(Records that describe figures)

════════════════

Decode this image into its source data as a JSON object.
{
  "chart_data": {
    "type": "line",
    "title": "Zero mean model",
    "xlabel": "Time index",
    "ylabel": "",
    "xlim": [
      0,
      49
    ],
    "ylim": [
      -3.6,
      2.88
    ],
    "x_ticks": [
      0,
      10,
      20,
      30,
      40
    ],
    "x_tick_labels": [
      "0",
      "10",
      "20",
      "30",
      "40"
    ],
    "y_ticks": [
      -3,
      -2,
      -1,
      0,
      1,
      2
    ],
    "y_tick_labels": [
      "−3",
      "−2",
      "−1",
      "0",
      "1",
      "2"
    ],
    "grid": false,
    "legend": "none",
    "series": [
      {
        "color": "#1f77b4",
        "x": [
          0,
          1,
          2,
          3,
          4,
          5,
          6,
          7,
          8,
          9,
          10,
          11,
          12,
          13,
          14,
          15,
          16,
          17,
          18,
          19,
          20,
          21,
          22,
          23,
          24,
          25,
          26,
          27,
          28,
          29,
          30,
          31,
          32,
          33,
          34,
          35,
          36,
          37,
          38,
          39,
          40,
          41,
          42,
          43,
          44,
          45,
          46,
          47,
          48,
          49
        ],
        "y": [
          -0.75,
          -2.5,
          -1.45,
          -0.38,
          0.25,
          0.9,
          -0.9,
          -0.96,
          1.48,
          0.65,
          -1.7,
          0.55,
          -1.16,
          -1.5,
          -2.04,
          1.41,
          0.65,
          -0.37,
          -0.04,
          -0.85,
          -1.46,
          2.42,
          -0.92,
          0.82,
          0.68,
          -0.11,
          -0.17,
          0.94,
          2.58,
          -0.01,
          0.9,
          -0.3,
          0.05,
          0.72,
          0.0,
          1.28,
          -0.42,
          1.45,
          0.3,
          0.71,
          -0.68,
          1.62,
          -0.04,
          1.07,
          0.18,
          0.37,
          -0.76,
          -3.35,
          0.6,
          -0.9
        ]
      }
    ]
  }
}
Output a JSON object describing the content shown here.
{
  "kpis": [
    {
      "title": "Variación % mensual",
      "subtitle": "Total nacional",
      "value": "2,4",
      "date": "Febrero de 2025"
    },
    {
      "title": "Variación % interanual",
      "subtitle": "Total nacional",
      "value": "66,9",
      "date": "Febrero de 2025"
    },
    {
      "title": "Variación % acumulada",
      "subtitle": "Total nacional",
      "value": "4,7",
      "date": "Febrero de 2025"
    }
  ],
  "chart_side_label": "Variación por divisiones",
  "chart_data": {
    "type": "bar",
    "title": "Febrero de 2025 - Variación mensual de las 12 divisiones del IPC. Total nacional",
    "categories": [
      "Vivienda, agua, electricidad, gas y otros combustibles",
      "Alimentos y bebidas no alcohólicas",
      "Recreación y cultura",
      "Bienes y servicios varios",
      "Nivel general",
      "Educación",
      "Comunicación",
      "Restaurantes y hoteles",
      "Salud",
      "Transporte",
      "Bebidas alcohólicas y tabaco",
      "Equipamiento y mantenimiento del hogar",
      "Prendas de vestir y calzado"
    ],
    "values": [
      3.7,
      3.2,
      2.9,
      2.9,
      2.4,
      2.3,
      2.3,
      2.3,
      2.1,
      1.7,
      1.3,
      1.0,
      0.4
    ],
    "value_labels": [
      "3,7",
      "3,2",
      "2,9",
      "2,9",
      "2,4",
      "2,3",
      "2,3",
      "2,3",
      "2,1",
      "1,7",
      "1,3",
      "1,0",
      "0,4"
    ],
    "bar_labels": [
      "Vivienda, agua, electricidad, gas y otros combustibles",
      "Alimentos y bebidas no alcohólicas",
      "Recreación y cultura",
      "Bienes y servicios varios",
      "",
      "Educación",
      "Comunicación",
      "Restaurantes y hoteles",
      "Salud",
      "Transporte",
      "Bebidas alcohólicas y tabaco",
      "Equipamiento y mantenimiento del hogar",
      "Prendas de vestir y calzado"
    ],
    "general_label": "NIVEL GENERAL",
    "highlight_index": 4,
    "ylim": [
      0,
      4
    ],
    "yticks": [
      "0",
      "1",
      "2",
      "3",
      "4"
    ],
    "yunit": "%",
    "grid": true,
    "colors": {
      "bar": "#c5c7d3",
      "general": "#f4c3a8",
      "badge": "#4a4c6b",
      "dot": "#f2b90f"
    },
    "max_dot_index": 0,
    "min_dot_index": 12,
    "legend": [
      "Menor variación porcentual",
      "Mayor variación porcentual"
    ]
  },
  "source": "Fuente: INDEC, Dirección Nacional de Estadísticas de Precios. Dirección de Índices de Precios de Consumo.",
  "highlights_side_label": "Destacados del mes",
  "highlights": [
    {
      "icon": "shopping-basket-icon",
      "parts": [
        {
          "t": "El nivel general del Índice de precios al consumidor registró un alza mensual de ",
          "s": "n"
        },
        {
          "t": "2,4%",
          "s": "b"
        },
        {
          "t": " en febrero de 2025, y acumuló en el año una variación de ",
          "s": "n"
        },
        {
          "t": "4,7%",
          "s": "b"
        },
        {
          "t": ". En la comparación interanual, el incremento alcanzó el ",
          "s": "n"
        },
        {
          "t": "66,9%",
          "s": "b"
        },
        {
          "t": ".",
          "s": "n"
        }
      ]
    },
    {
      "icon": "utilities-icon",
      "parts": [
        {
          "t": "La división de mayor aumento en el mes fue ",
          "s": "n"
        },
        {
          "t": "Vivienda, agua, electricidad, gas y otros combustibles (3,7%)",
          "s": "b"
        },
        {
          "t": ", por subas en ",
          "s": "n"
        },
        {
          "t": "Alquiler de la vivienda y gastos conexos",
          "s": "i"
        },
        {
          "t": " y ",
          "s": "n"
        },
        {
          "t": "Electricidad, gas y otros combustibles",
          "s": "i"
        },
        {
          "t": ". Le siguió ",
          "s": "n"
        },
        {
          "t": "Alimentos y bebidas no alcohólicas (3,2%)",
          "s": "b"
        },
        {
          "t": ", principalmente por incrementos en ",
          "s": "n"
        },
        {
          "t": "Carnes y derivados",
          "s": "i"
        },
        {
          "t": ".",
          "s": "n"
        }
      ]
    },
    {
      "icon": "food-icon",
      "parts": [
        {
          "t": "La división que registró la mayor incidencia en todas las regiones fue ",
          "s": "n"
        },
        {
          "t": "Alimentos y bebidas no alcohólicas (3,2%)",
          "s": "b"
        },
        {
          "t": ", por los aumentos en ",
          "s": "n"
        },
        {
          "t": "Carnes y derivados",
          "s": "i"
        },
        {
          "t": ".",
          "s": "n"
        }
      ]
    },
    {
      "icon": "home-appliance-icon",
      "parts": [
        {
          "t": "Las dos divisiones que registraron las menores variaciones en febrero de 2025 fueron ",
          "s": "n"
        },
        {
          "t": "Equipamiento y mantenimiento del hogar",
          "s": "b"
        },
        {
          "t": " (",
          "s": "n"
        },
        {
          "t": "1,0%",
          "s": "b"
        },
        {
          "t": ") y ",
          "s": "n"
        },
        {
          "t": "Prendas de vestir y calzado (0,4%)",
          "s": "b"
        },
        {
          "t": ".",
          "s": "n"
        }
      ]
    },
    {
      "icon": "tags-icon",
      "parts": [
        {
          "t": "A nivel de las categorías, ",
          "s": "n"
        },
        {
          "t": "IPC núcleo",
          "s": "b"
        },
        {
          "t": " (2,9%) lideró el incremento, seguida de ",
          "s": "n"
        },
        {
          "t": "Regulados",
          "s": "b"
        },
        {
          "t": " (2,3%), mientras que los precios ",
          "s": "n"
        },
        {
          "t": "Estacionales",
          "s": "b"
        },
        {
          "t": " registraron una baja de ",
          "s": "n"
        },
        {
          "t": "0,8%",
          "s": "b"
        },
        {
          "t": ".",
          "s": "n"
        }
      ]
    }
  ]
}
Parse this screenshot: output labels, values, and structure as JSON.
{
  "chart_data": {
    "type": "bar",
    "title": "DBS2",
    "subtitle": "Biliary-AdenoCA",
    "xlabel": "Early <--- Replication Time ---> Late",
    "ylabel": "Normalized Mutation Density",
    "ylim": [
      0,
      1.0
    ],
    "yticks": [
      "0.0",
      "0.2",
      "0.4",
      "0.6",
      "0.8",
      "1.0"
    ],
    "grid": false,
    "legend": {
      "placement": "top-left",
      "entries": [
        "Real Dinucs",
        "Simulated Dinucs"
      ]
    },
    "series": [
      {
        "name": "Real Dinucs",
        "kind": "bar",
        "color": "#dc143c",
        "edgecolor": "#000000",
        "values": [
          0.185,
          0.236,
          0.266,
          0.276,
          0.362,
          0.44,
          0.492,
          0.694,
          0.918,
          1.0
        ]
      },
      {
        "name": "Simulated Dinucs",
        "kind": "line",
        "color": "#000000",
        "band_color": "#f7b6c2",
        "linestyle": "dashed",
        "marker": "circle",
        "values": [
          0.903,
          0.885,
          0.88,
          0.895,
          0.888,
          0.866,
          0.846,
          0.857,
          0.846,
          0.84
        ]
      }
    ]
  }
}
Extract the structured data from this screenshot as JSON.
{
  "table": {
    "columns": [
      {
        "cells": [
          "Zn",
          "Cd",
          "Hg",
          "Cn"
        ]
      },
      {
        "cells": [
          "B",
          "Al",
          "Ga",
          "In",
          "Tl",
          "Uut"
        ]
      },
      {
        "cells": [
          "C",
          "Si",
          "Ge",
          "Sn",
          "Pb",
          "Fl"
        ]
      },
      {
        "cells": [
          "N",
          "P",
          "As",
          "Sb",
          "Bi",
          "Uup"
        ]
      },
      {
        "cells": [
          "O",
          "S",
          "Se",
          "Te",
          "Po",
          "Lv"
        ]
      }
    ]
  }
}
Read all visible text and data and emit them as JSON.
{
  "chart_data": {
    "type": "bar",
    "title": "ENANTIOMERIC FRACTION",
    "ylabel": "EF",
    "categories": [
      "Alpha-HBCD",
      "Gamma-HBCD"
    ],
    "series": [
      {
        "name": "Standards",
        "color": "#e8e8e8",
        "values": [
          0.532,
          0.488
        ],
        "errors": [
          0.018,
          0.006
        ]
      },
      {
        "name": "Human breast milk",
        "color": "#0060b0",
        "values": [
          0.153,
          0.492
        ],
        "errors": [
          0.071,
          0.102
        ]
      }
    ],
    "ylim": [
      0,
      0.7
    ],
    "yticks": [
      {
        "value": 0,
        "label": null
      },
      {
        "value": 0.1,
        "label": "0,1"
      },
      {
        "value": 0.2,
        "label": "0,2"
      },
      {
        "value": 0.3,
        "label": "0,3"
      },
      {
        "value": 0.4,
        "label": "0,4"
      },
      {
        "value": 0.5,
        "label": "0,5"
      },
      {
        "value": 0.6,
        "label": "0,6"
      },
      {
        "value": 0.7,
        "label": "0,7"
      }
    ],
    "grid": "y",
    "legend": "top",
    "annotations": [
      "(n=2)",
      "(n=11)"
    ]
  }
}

════════════════

Given request: Above are the records. Copy every line in them holding "Simulated".

Response to the task:
        "Simulated Dinucs"
        "name": "Simulated Dinucs",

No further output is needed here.